Stored dataset items
# # # # # # #
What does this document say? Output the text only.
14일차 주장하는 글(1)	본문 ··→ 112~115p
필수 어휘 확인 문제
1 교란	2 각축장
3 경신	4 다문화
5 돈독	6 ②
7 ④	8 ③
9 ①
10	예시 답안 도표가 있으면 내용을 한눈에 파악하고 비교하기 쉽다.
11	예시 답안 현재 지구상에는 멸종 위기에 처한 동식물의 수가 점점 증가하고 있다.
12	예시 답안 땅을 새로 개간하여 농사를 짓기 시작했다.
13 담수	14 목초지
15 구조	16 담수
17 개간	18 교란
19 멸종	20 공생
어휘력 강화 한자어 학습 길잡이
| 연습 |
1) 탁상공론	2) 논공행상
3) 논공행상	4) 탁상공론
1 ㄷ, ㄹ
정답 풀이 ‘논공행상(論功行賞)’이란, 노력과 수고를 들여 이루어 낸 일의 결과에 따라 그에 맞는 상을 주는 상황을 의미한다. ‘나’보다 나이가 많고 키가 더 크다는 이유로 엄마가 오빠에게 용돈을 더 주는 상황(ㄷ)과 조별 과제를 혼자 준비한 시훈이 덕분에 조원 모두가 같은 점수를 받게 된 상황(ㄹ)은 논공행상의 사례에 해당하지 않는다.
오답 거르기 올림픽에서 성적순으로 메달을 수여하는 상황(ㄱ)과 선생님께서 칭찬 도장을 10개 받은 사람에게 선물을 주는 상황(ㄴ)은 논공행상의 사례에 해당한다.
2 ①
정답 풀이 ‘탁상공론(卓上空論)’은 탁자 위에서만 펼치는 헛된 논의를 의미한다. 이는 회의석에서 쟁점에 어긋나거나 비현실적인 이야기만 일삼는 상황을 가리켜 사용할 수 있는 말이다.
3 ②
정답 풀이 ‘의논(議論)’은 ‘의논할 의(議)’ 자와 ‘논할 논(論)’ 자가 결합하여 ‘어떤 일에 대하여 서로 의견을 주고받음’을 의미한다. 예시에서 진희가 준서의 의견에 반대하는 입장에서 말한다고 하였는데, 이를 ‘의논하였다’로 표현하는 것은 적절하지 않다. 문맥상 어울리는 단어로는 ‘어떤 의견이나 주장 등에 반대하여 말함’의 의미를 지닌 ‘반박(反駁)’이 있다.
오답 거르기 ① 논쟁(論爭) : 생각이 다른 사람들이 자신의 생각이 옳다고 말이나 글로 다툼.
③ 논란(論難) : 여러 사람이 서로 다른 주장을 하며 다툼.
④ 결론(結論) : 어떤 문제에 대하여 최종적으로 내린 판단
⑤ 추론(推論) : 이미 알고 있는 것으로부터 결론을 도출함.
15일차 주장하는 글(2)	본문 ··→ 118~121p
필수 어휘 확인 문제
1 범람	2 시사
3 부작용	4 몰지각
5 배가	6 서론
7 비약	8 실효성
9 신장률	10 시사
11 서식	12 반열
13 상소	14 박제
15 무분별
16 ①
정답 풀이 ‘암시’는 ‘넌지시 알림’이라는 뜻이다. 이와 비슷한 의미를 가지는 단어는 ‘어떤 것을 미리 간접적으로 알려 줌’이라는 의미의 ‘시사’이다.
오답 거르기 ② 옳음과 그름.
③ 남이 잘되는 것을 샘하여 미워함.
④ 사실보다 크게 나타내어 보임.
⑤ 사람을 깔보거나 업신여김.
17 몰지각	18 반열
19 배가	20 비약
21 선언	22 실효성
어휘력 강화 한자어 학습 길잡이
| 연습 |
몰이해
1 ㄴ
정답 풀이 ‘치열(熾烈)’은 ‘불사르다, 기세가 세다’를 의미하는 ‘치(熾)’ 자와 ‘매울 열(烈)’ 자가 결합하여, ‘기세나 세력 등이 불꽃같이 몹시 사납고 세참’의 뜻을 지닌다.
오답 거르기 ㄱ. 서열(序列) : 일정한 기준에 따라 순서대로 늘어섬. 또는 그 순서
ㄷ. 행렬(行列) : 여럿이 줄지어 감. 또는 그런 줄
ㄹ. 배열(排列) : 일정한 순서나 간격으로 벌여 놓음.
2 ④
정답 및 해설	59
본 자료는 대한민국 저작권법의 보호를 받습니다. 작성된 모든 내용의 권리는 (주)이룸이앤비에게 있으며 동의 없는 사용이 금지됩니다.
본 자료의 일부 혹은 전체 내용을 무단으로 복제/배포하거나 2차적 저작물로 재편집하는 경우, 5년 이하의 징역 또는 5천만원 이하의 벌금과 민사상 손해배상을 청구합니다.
# # # # # # #
* [Required work]: In the entries above, find lines with "의미한다" and copy each.

* [The output]:
정답 풀이 ‘논공행상(論功行賞)’이란, 노력과 수고를 들여 이루어 낸 일의 결과에 따라 그에 맞는 상을 주는 상황을 의미한다. ‘나’보다 나이가 많고 키가 더 크다는 이유로 엄마가 오빠에게 용돈을 더 주는 상황(ㄷ)과 조별 과제를 혼자 준비한 시훈이 덕분에 조원 모두가 같은 점수를 받게 된 상황(ㄹ)은 논공행상의 사례에 해당하지 않는다.
정답 풀이 ‘탁상공론(卓上空論)’은 탁자 위에서만 펼치는 헛된 논의를 의미한다. 이는 회의석에서 쟁점에 어긋나거나 비현실적인 이야기만 일삼는 상황을 가리켜 사용할 수 있는 말이다.
정답 풀이 ‘의논(議論)’은 ‘의논할 의(議)’ 자와 ‘논할 논(論)’ 자가 결합하여 ‘어떤 일에 대하여 서로 의견을 주고받음’을 의미한다. 예시에서 진희가 준서의 의견에 반대하는 입장에서 말한다고 하였는데, 이를 ‘의논하였다’로 표현하는 것은 적절하지 않다. 문맥상 어울리는 단어로는 ‘어떤 의견이나 주장 등에 반대하여 말함’의 의미를 지닌 ‘반박(反駁)’이 있다.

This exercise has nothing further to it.